◆ Problem to solve: Locate the lines of the listing below that hold "multimedia", then copy each of them.

--- Start of Material ---

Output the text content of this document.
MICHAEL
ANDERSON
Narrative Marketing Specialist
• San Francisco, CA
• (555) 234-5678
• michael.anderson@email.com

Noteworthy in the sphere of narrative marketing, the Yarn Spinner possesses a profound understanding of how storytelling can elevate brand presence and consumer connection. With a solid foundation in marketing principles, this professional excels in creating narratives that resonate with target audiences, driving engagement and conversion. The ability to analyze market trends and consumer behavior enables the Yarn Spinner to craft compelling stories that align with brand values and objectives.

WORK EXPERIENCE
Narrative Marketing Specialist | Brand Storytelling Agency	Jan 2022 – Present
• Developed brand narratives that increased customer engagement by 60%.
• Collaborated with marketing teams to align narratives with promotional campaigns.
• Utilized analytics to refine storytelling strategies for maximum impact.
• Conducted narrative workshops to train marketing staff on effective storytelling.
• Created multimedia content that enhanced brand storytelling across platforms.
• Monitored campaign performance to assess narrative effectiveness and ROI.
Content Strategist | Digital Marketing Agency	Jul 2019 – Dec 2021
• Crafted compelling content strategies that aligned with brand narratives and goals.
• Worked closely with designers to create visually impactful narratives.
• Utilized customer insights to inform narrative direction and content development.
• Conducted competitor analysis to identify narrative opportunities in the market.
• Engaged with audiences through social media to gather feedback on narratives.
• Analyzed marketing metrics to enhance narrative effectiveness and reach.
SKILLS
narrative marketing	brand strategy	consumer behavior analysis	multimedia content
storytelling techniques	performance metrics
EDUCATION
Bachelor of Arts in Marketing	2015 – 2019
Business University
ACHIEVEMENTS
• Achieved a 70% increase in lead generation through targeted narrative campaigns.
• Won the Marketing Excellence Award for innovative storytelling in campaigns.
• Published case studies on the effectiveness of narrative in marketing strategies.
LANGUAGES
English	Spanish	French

--- End of Material ---

◆ Written reply:
• Created multimedia content that enhanced brand storytelling across platforms.
narrative marketing	brand strategy	consumer behavior analysis	multimedia content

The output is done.